Repeat the listing in full. Nothing may be added or left out.

Dataset rows:
— BEGIN —
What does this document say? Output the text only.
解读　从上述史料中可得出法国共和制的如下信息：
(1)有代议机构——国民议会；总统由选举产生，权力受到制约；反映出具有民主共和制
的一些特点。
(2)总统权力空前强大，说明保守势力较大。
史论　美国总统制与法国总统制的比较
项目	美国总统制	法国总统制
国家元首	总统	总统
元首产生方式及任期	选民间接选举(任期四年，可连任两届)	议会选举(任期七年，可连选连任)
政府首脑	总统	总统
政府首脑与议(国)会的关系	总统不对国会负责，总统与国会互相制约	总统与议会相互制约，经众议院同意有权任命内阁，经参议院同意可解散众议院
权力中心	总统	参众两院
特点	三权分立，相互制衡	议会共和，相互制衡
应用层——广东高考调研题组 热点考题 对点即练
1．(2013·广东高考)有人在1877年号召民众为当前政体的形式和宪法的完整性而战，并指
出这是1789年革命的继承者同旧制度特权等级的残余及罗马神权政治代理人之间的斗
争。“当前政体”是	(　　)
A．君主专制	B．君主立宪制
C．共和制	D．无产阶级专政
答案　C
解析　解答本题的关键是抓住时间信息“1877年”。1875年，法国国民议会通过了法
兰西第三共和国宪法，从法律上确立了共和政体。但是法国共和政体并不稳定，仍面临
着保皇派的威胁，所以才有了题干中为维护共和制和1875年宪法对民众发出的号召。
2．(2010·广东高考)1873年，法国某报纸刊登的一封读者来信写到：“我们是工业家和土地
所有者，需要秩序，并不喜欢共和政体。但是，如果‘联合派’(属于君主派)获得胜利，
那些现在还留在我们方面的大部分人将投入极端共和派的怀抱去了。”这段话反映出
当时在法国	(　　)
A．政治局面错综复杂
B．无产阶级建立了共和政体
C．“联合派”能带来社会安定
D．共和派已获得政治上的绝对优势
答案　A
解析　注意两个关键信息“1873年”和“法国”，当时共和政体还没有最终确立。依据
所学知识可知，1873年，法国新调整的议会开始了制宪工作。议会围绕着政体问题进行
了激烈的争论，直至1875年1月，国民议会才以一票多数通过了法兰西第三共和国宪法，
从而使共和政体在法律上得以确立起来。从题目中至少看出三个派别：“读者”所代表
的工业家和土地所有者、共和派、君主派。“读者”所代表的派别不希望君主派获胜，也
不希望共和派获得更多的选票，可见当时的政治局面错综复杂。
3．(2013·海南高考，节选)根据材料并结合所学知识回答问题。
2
— END —
- _EXPECTED ANSWER_:
What does this document say? Output the text only.
解读　从上述史料中可得出法国共和制的如下信息：
(1)有代议机构——国民议会；总统由选举产生，权力受到制约；反映出具有民主共和制
的一些特点。
(2)总统权力空前强大，说明保守势力较大。
史论　美国总统制与法国总统制的比较
项目	美国总统制	法国总统制
国家元首	总统	总统
元首产生方式及任期	选民间接选举(任期四年，可连任两届)	议会选举(任期七年，可连选连任)
政府首脑	总统	总统
政府首脑与议(国)会的关系	总统不对国会负责，总统与国会互相制约	总统与议会相互制约，经众议院同意有权任命内阁，经参议院同意可解散众议院
权力中心	总统	参众两院
特点	三权分立，相互制衡	议会共和，相互制衡
应用层——广东高考调研题组 热点考题 对点即练
1．(2013·广东高考)有人在1877年号召民众为当前政体的形式和宪法的完整性而战，并指
出这是1789年革命的继承者同旧制度特权等级的残余及罗马神权政治代理人之间的斗
争。“当前政体”是	(　　)
A．君主专制	B．君主立宪制
C．共和制	D．无产阶级专政
答案　C
解析　解答本题的关键是抓住时间信息“1877年”。1875年，法国国民议会通过了法
兰西第三共和国宪法，从法律上确立了共和政体。但是法国共和政体并不稳定，仍面临
着保皇派的威胁，所以才有了题干中为维护共和制和1875年宪法对民众发出的号召。
2．(2010·广东高考)1873年，法国某报纸刊登的一封读者来信写到：“我们是工业家和土地
所有者，需要秩序，并不喜欢共和政体。但是，如果‘联合派’(属于君主派)获得胜利，
那些现在还留在我们方面的大部分人将投入极端共和派的怀抱去了。”这段话反映出
当时在法国	(　　)
A．政治局面错综复杂
B．无产阶级建立了共和政体
C．“联合派”能带来社会安定
D．共和派已获得政治上的绝对优势
答案　A
解析　注意两个关键信息“1873年”和“法国”，当时共和政体还没有最终确立。依据
所学知识可知，1873年，法国新调整的议会开始了制宪工作。议会围绕着政体问题进行
了激烈的争论，直至1875年1月，国民议会才以一票多数通过了法兰西第三共和国宪法，
从而使共和政体在法律上得以确立起来。从题目中至少看出三个派别：“读者”所代表
的工业家和土地所有者、共和派、君主派。“读者”所代表的派别不希望君主派获胜，也
不希望共和派获得更多的选票，可见当时的政治局面错综复杂。
3．(2013·海南高考，节选)根据材料并结合所学知识回答问题。
2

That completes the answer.